--- START RECORDED DATA ---
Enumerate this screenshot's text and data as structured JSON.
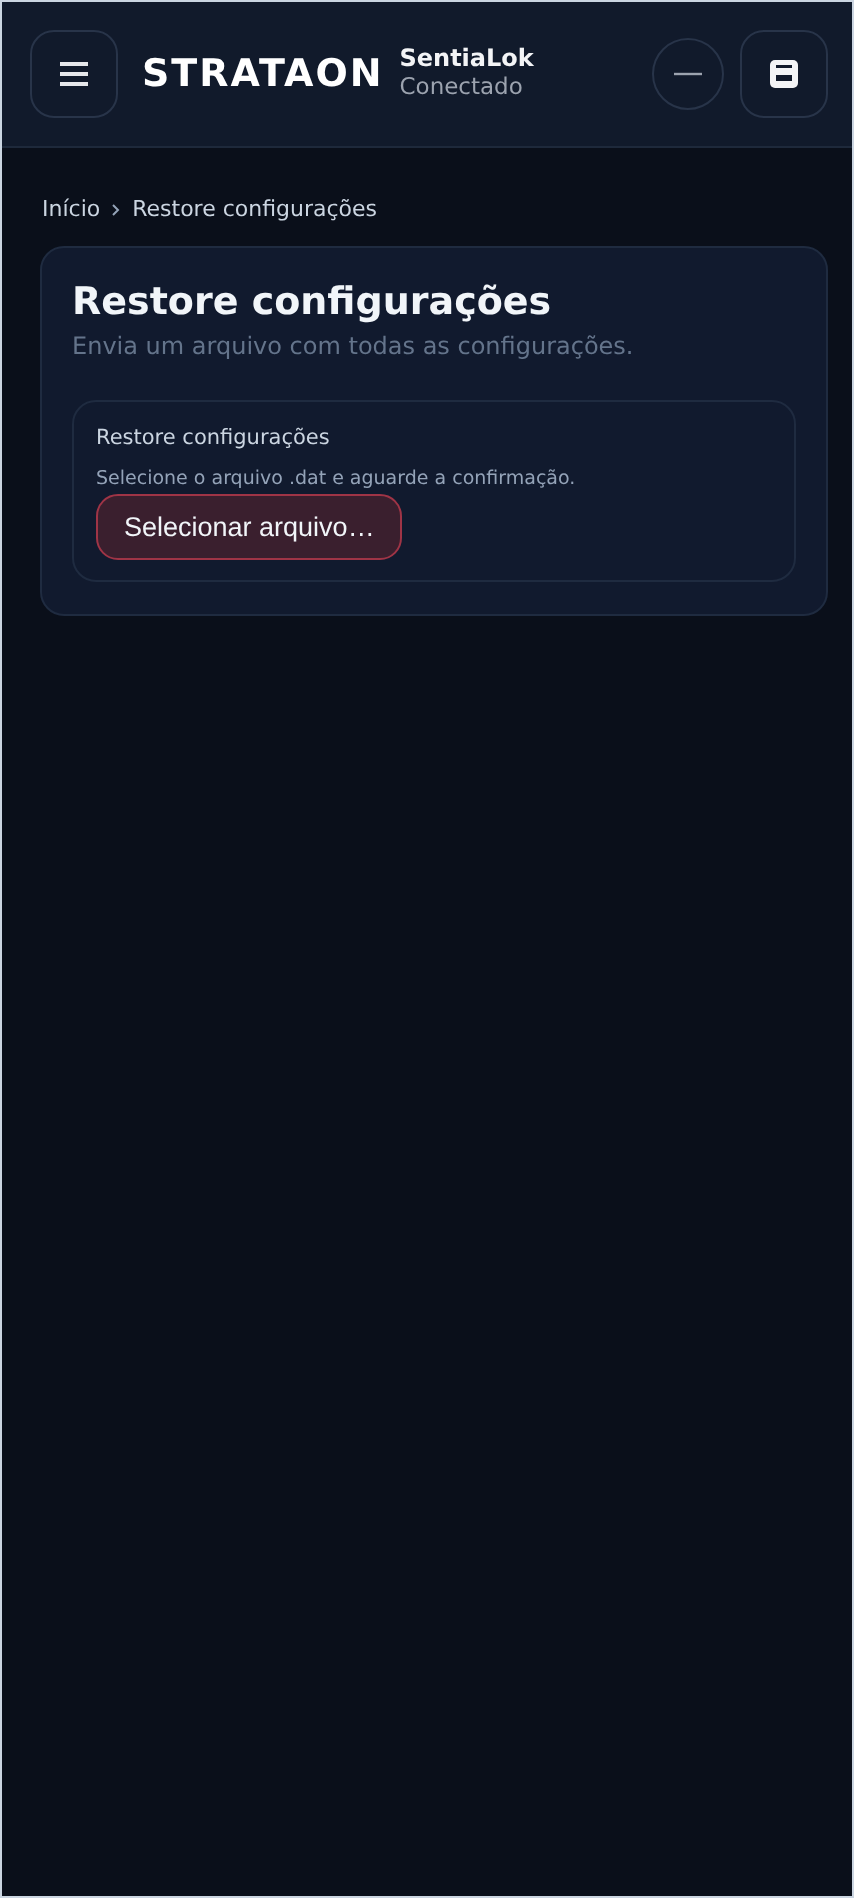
{
  "header": {
    "logo": "STRATAON",
    "device": {
      "name": "SentiaLok",
      "status": "Conectado"
    }
  },
  "breadcrumb": [
    "Início",
    "Restore configurações"
  ],
  "card": {
    "title": "Restore configurações",
    "subtitle": "Envia um arquivo com todas as configurações.",
    "section": {
      "title": "Restore configurações",
      "hint": "Selecione o arquivo .dat e aguarde a confirmação.",
      "button": "Selecionar arquivo…"
    }
  }
}
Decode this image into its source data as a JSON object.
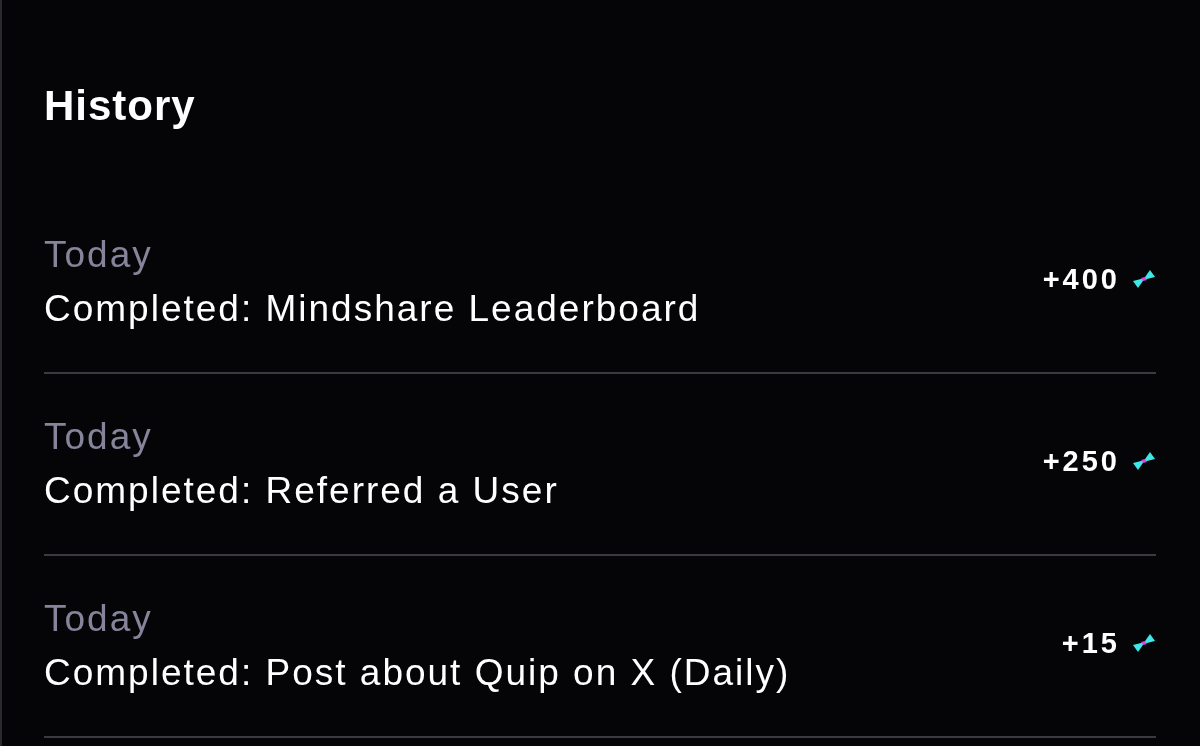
{
  "title": "History",
  "entries": [
    {
      "date": "Today",
      "description": "Completed: Mindshare Leaderboard",
      "points": "+400"
    },
    {
      "date": "Today",
      "description": "Completed: Referred a User",
      "points": "+250"
    },
    {
      "date": "Today",
      "description": "Completed: Post about Quip on X (Daily)",
      "points": "+15"
    }
  ]
}
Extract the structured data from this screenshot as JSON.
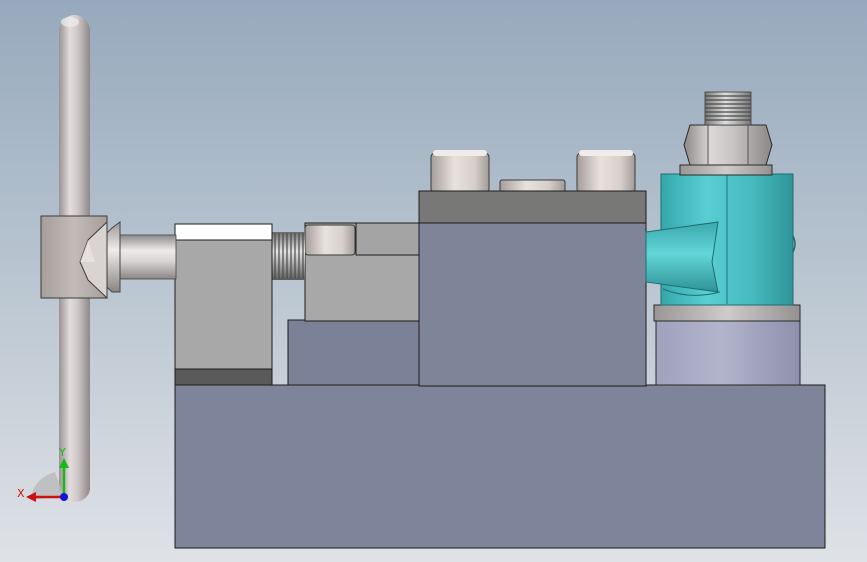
{
  "viewport": {
    "background_top": "#97a9bd",
    "background_bottom": "#dfe2e6"
  },
  "triad": {
    "x_label": "X",
    "y_label": "Y",
    "x_color": "#cc1111",
    "y_color": "#18b818",
    "z_color": "#1515d8"
  },
  "model_colors": {
    "body": "#7e8499",
    "body_dark": "#6f7589",
    "cap_plate": "#787877",
    "jaw_light": "#a8a8a8",
    "jaw_white": "#ffffff",
    "cylinder_teal": "#46bfc3",
    "cylinder_base": "#a5a6c0",
    "handle": "#cbc3c3"
  }
}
--- END RECORDED DATA ---
WHAT IS ASKED
Print the records word for word and exclude any picture they hold.

CORRECT RESPONSE
Enumerate this screenshot's text and data as structured JSON.
{
  "header": {
    "logo": "STRATAON",
    "device": {
      "name": "SentiaLok",
      "status": "Conectado"
    }
  },
  "breadcrumb": [
    "Início",
    "Restore configurações"
  ],
  "card": {
    "title": "Restore configurações",
    "subtitle": "Envia um arquivo com todas as configurações.",
    "section": {
      "title": "Restore configurações",
      "hint": "Selecione o arquivo .dat e aguarde a confirmação.",
      "button": "Selecionar arquivo…"
    }
  }
}
Decode this image into its source data as a JSON object.
{
  "title": "History",
  "entries": [
    {
      "date": "Today",
      "description": "Completed: Mindshare Leaderboard",
      "points": "+400"
    },
    {
      "date": "Today",
      "description": "Completed: Referred a User",
      "points": "+250"
    },
    {
      "date": "Today",
      "description": "Completed: Post about Quip on X (Daily)",
      "points": "+15"
    }
  ]
}
Extract the structured data from this screenshot as JSON.
{
  "viewport": {
    "background_top": "#97a9bd",
    "background_bottom": "#dfe2e6"
  },
  "triad": {
    "x_label": "X",
    "y_label": "Y",
    "x_color": "#cc1111",
    "y_color": "#18b818",
    "z_color": "#1515d8"
  },
  "model_colors": {
    "body": "#7e8499",
    "body_dark": "#6f7589",
    "cap_plate": "#787877",
    "jaw_light": "#a8a8a8",
    "jaw_white": "#ffffff",
    "cylinder_teal": "#46bfc3",
    "cylinder_base": "#a5a6c0",
    "handle": "#cbc3c3"
  }
}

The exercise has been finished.